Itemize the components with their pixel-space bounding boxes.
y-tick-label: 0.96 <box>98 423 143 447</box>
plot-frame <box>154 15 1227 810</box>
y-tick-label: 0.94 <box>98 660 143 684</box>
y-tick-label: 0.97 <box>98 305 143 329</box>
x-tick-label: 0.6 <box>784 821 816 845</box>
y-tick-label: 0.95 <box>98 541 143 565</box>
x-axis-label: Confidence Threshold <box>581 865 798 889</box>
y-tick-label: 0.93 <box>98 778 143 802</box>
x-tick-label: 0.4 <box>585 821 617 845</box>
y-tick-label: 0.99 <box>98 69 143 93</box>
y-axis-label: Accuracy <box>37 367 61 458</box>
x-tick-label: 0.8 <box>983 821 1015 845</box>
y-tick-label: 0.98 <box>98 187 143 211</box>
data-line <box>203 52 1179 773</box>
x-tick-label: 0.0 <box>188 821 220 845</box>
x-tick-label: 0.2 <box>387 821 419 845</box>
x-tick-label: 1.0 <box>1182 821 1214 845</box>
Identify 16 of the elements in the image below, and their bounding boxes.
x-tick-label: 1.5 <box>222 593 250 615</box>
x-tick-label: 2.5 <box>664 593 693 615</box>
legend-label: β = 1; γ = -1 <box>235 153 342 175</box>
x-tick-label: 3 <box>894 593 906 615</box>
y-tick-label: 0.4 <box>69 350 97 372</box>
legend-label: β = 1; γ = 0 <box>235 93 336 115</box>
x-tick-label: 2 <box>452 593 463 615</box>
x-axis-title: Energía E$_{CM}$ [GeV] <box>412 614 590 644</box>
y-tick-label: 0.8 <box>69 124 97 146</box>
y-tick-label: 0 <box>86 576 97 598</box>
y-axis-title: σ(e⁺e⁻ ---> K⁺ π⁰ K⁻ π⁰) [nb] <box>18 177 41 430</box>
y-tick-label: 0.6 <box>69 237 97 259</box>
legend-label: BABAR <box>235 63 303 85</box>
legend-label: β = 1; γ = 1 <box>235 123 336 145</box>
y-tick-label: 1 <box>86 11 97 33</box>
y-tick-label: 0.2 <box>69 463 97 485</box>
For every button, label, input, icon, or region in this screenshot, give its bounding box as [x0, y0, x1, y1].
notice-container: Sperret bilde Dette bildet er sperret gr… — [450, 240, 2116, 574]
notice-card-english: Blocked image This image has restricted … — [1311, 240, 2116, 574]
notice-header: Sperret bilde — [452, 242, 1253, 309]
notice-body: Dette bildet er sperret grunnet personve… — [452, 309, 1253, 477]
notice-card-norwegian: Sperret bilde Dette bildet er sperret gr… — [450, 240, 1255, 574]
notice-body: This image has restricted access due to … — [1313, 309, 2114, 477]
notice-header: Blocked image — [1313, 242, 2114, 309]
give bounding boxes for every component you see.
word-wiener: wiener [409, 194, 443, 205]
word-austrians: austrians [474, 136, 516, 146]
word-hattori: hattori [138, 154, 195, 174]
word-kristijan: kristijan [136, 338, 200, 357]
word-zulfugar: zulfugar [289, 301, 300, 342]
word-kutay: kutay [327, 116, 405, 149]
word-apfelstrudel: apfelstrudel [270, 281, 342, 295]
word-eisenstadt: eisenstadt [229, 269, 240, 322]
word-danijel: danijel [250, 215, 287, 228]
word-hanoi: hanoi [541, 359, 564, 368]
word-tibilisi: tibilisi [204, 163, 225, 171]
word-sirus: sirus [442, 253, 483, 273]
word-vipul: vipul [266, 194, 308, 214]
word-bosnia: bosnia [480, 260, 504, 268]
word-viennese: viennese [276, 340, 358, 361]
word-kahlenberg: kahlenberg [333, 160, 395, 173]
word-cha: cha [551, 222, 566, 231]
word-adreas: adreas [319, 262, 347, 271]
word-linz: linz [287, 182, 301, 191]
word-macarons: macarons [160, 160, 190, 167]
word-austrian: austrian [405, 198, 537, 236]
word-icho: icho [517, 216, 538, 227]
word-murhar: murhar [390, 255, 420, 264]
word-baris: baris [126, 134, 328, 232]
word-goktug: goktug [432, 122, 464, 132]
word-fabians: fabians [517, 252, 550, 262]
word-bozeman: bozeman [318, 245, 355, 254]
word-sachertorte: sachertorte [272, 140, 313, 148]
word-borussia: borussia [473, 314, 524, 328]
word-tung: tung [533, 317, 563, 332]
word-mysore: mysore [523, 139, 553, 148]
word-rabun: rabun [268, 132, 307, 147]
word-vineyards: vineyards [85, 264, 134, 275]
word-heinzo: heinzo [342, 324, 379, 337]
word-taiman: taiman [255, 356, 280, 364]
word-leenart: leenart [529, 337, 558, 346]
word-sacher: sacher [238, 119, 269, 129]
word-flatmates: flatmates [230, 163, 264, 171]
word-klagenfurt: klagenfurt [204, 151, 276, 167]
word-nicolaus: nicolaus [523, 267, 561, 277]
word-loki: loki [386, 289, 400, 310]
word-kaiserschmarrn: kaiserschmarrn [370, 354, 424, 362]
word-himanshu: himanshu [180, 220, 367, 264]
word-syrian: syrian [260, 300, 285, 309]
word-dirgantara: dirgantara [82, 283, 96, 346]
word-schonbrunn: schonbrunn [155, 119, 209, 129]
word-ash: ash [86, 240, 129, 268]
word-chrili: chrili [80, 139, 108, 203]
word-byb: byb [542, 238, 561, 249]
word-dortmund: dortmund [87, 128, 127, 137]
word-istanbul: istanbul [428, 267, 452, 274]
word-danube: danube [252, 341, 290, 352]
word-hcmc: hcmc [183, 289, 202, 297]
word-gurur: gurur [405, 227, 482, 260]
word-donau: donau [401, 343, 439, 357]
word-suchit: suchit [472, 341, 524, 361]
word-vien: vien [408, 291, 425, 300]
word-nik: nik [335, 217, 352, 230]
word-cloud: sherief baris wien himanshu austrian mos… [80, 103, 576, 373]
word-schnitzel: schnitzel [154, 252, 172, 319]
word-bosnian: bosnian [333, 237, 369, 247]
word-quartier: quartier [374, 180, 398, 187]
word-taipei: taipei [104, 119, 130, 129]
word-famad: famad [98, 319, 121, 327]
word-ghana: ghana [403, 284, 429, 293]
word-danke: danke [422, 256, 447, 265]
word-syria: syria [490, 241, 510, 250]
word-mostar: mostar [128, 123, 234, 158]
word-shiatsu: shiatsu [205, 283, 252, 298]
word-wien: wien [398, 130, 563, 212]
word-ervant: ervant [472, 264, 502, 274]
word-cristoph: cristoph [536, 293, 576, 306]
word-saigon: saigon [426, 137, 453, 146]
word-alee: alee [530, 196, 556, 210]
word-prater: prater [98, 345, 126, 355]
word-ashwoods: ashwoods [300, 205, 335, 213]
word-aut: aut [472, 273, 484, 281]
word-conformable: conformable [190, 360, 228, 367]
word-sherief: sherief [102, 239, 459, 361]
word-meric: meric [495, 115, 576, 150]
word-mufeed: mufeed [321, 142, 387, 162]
════════════════════
=== TASK GOAL ===
Can you retype every one of the lines above without changing a single character?

=== TASK SOLUTION ===
Itemize the components with their pixel-space bounding boxes.
y-tick-label: 0.96 <box>98 423 143 447</box>
plot-frame <box>154 15 1227 810</box>
y-tick-label: 0.94 <box>98 660 143 684</box>
y-tick-label: 0.97 <box>98 305 143 329</box>
x-tick-label: 0.6 <box>784 821 816 845</box>
y-tick-label: 0.95 <box>98 541 143 565</box>
x-axis-label: Confidence Threshold <box>581 865 798 889</box>
y-tick-label: 0.93 <box>98 778 143 802</box>
x-tick-label: 0.4 <box>585 821 617 845</box>
y-tick-label: 0.99 <box>98 69 143 93</box>
y-axis-label: Accuracy <box>37 367 61 458</box>
x-tick-label: 0.8 <box>983 821 1015 845</box>
y-tick-label: 0.98 <box>98 187 143 211</box>
data-line <box>203 52 1179 773</box>
x-tick-label: 0.0 <box>188 821 220 845</box>
x-tick-label: 0.2 <box>387 821 419 845</box>
x-tick-label: 1.0 <box>1182 821 1214 845</box>
Identify 16 of the elements in the image below, and their bounding boxes.
x-tick-label: 1.5 <box>222 593 250 615</box>
x-tick-label: 2.5 <box>664 593 693 615</box>
legend-label: β = 1; γ = -1 <box>235 153 342 175</box>
x-tick-label: 3 <box>894 593 906 615</box>
y-tick-label: 0.4 <box>69 350 97 372</box>
legend-label: β = 1; γ = 0 <box>235 93 336 115</box>
x-tick-label: 2 <box>452 593 463 615</box>
x-axis-title: Energía E$_{CM}$ [GeV] <box>412 614 590 644</box>
y-tick-label: 0.8 <box>69 124 97 146</box>
y-tick-label: 0 <box>86 576 97 598</box>
y-axis-title: σ(e⁺e⁻ ---> K⁺ π⁰ K⁻ π⁰) [nb] <box>18 177 41 430</box>
y-tick-label: 0.6 <box>69 237 97 259</box>
legend-label: BABAR <box>235 63 303 85</box>
legend-label: β = 1; γ = 1 <box>235 123 336 145</box>
y-tick-label: 1 <box>86 11 97 33</box>
y-tick-label: 0.2 <box>69 463 97 485</box>
For every button, label, input, icon, or region in this screenshot, give its bounding box as [x0, y0, x1, y1].
notice-container: Sperret bilde Dette bildet er sperret gr… — [450, 240, 2116, 574]
notice-card-english: Blocked image This image has restricted … — [1311, 240, 2116, 574]
notice-header: Sperret bilde — [452, 242, 1253, 309]
notice-body: Dette bildet er sperret grunnet personve… — [452, 309, 1253, 477]
notice-card-norwegian: Sperret bilde Dette bildet er sperret gr… — [450, 240, 1255, 574]
notice-body: This image has restricted access due to … — [1313, 309, 2114, 477]
notice-header: Blocked image — [1313, 242, 2114, 309]
give bounding boxes for every component you see.
word-wiener: wiener [409, 194, 443, 205]
word-austrians: austrians [474, 136, 516, 146]
word-hattori: hattori [138, 154, 195, 174]
word-kristijan: kristijan [136, 338, 200, 357]
word-zulfugar: zulfugar [289, 301, 300, 342]
word-kutay: kutay [327, 116, 405, 149]
word-apfelstrudel: apfelstrudel [270, 281, 342, 295]
word-eisenstadt: eisenstadt [229, 269, 240, 322]
word-danijel: danijel [250, 215, 287, 228]
word-hanoi: hanoi [541, 359, 564, 368]
word-tibilisi: tibilisi [204, 163, 225, 171]
word-sirus: sirus [442, 253, 483, 273]
word-vipul: vipul [266, 194, 308, 214]
word-bosnia: bosnia [480, 260, 504, 268]
word-viennese: viennese [276, 340, 358, 361]
word-kahlenberg: kahlenberg [333, 160, 395, 173]
word-cha: cha [551, 222, 566, 231]
word-adreas: adreas [319, 262, 347, 271]
word-linz: linz [287, 182, 301, 191]
word-macarons: macarons [160, 160, 190, 167]
word-austrian: austrian [405, 198, 537, 236]
word-icho: icho [517, 216, 538, 227]
word-murhar: murhar [390, 255, 420, 264]
word-baris: baris [126, 134, 328, 232]
word-goktug: goktug [432, 122, 464, 132]
word-fabians: fabians [517, 252, 550, 262]
word-bozeman: bozeman [318, 245, 355, 254]
word-sachertorte: sachertorte [272, 140, 313, 148]
word-borussia: borussia [473, 314, 524, 328]
word-tung: tung [533, 317, 563, 332]
word-mysore: mysore [523, 139, 553, 148]
word-rabun: rabun [268, 132, 307, 147]
word-vineyards: vineyards [85, 264, 134, 275]
word-heinzo: heinzo [342, 324, 379, 337]
word-taiman: taiman [255, 356, 280, 364]
word-leenart: leenart [529, 337, 558, 346]
word-sacher: sacher [238, 119, 269, 129]
word-flatmates: flatmates [230, 163, 264, 171]
word-klagenfurt: klagenfurt [204, 151, 276, 167]
word-nicolaus: nicolaus [523, 267, 561, 277]
word-loki: loki [386, 289, 400, 310]
word-kaiserschmarrn: kaiserschmarrn [370, 354, 424, 362]
word-himanshu: himanshu [180, 220, 367, 264]
word-syrian: syrian [260, 300, 285, 309]
word-dirgantara: dirgantara [82, 283, 96, 346]
word-schonbrunn: schonbrunn [155, 119, 209, 129]
word-ash: ash [86, 240, 129, 268]
word-chrili: chrili [80, 139, 108, 203]
word-byb: byb [542, 238, 561, 249]
word-dortmund: dortmund [87, 128, 127, 137]
word-istanbul: istanbul [428, 267, 452, 274]
word-danube: danube [252, 341, 290, 352]
word-hcmc: hcmc [183, 289, 202, 297]
word-gurur: gurur [405, 227, 482, 260]
word-donau: donau [401, 343, 439, 357]
word-suchit: suchit [472, 341, 524, 361]
word-vien: vien [408, 291, 425, 300]
word-nik: nik [335, 217, 352, 230]
word-cloud: sherief baris wien himanshu austrian mos… [80, 103, 576, 373]
word-schnitzel: schnitzel [154, 252, 172, 319]
word-bosnian: bosnian [333, 237, 369, 247]
word-quartier: quartier [374, 180, 398, 187]
word-taipei: taipei [104, 119, 130, 129]
word-famad: famad [98, 319, 121, 327]
word-ghana: ghana [403, 284, 429, 293]
word-danke: danke [422, 256, 447, 265]
word-syria: syria [490, 241, 510, 250]
word-mostar: mostar [128, 123, 234, 158]
word-shiatsu: shiatsu [205, 283, 252, 298]
word-wien: wien [398, 130, 563, 212]
word-ervant: ervant [472, 264, 502, 274]
word-cristoph: cristoph [536, 293, 576, 306]
word-saigon: saigon [426, 137, 453, 146]
word-alee: alee [530, 196, 556, 210]
word-prater: prater [98, 345, 126, 355]
word-ashwoods: ashwoods [300, 205, 335, 213]
word-aut: aut [472, 273, 484, 281]
word-conformable: conformable [190, 360, 228, 367]
word-sherief: sherief [102, 239, 459, 361]
word-meric: meric [495, 115, 576, 150]
word-mufeed: mufeed [321, 142, 387, 162]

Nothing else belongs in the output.